Khutbah: Kewajiban Taat kepada Pemimpin dan Menegakkan Kebenaran Tanpa Merebut Kekuasaan

 

بِسْمِ اللَّهِ الرَّحْمٰنِ الرَّحِيمِ


KHUTBAH PERTAMA


اَلْحَمْدُ لِلَّهِ رَبِّ الْعَالَمِينَ، حَمْدًا كَثِيرًا طَيِّبًا مُبَارَكًا فِيهِ، كَمَا يُحِبُّ رَبُّنَا وَيَرْضَى. أَشْهَدُ أَنْ لَا إِلَهَ إِلَّا اللهُ وَحْدَهُ لَا شَرِيكَ لَهُ، وَأَشْهَدُ أَنَّ مُحَمَّدًا عَبْدُهُ وَرَسُولُهُ. اللَّهُمَّ صَلِّ وَسَلِّمْ وَبَارِكْ عَلَى نَبِيِّنَا مُحَمَّدٍ وَعَلَى آلِهِ وَصَحْبِهِ وَمَنْ تَبِعَهُمْ بِإِحْسَانٍ إِلَى يَوْمِ الدِّينِ.

يَا أَيُّهَا الَّذِينَ آمَنُوا اتَّقُوا اللَّهَ حَقَّ تُقَاتِهِ وَلَا تَمُوتُنَّ إِلَّا وَأَنْتُمْ مُسْلِمُونَ.

أَمَّا بَعْدُ، فَيَا عِبَادَ اللّٰهِ، أُوْصِيْكُمْ وَإِيَّايَ بِتَقْوَى اللّٰهِ فَقَدْ فَازَ الْمُتَّقُونَ.

Segala puji hanyalah milik Allah, Rabb semesta alam yang telah menganugerahkan kepada kita nikmat iman, Islam, dan kesehatan, sehingga pada hari yang mulia ini kita dapat berkumpul di rumah-Nya untuk melaksanakan ibadah shalat Jumat.

- [TUGAS]
1. Nikmat apa saja yang disebut dalam khutbah telah dianugerahkan Allah kepada kita?
2. Tulis ulang bagian khutbah yang dimulai dengan "KHUTBAH PERTAMA" dan berlanjut sampai "ibadah shalat Jumat.". Ganti "shalat" dengan "salat".
3. Apakah pernyataan berikut sesuai dengan khutbah? (a) Jamaah berkumpul untuk melaksanakan shalat Jumat. (b) Judulnya menyebut merebut kekuasaan sebagai kewajiban. (c) Bagian yang dimuat adalah khutbah kedua.

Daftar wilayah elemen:

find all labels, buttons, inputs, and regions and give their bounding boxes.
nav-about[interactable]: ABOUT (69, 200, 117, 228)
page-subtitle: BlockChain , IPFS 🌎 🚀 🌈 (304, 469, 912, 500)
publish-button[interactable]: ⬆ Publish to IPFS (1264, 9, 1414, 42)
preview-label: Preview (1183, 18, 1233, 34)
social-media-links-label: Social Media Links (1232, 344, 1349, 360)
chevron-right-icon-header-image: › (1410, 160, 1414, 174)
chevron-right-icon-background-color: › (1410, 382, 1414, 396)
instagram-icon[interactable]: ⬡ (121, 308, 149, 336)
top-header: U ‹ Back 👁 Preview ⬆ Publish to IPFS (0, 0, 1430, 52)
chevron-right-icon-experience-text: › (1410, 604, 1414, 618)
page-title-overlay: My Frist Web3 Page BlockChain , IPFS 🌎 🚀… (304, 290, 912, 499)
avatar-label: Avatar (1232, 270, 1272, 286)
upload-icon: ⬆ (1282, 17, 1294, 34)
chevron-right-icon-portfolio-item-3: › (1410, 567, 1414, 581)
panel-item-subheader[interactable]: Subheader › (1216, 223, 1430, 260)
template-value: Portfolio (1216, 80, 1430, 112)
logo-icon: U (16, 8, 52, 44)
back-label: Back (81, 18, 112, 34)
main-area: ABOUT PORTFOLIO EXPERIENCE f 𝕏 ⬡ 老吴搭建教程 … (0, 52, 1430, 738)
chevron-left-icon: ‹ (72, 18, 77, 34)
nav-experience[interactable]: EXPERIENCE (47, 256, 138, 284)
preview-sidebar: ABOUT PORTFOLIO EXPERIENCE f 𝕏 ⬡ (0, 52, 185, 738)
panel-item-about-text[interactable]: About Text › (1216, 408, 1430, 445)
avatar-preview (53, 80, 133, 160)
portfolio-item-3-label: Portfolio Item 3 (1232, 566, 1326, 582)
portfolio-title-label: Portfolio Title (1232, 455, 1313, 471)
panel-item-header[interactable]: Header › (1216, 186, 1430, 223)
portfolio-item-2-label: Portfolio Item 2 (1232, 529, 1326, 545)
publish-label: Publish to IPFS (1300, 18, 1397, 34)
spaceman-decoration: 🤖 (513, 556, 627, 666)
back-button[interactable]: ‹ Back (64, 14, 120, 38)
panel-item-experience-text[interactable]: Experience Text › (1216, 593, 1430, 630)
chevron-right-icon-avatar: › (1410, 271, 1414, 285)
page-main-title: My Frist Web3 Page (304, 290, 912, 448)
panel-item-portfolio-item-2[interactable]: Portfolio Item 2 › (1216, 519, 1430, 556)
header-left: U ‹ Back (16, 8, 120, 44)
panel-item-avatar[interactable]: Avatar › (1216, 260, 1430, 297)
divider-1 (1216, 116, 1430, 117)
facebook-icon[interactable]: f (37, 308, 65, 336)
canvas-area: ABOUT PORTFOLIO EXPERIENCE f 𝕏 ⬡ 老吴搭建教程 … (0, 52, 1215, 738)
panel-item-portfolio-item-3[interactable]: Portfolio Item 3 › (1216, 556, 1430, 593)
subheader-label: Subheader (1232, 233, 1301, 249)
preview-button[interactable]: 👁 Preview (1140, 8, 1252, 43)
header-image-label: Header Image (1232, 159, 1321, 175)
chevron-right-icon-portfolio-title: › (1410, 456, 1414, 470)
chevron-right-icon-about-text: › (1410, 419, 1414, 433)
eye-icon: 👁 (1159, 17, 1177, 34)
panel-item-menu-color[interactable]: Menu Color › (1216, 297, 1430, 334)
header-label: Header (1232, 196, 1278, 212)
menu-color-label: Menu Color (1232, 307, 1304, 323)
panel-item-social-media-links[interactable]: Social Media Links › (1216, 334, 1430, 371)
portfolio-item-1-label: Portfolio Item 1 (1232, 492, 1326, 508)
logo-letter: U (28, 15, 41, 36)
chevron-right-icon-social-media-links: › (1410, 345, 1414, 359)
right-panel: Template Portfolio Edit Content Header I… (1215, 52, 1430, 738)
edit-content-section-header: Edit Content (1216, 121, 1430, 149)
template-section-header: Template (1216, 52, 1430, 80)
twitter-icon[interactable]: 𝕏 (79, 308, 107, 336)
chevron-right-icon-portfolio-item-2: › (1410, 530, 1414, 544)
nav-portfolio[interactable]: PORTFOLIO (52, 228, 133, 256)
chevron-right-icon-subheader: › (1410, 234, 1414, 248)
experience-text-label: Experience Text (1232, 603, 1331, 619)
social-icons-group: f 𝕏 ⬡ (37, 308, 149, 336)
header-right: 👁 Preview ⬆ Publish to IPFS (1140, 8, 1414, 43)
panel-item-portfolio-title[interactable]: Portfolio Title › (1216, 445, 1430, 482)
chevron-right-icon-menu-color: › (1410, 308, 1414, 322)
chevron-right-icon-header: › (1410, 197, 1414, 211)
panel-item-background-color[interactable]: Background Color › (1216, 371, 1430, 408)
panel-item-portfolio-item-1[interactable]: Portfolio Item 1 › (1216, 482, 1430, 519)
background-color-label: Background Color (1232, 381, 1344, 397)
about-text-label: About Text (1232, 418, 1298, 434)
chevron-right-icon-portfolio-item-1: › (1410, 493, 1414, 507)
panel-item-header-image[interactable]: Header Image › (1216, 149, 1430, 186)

- [JAWABAN PER TUGAS]
1. Nikmat iman, Islam, dan kesehatan.

2.
KHUTBAH PERTAMA


اَلْحَمْدُ لِلَّهِ رَبِّ الْعَالَمِينَ، حَمْدًا كَثِيرًا طَيِّبًا مُبَارَكًا فِيهِ، كَمَا يُحِبُّ رَبُّنَا وَيَرْضَى. أَشْهَدُ أَنْ لَا إِلَهَ إِلَّا اللهُ وَحْدَهُ لَا شَرِيكَ لَهُ، وَأَشْهَدُ أَنَّ مُحَمَّدًا عَبْدُهُ وَرَسُولُهُ. اللَّهُمَّ صَلِّ وَسَلِّمْ وَبَارِكْ عَلَى نَبِيِّنَا مُحَمَّدٍ وَعَلَى آلِهِ وَصَحْبِهِ وَمَنْ تَبِعَهُمْ بِإِحْسَانٍ إِلَى يَوْمِ الدِّينِ.

يَا أَيُّهَا الَّذِينَ آمَنُوا اتَّقُوا اللَّهَ حَقَّ تُقَاتِهِ وَلَا تَمُوتُنَّ إِلَّا وَأَنْتُمْ مُسْلِمُونَ.

أَمَّا بَعْدُ، فَيَا عِبَادَ اللّٰهِ، أُوْصِيْكُمْ وَإِيَّايَ بِتَقْوَى اللّٰهِ فَقَدْ فَازَ الْمُتَّقُونَ.

Segala puji hanyalah milik Allah, Rabb semesta alam yang telah menganugerahkan kepada kita nikmat iman, Islam, dan kesehatan, sehingga pada hari yang mulia ini kita dapat berkumpul di rumah-Nya untuk melaksanakan ibadah salat Jumat.

3.
(a) Ya: "untuk melaksanakan ibadah shalat Jumat".
(b) Tidak: "Menegakkan Kebenaran Tanpa Merebut Kekuasaan".
(c) Tidak: "KHUTBAH PERTAMA".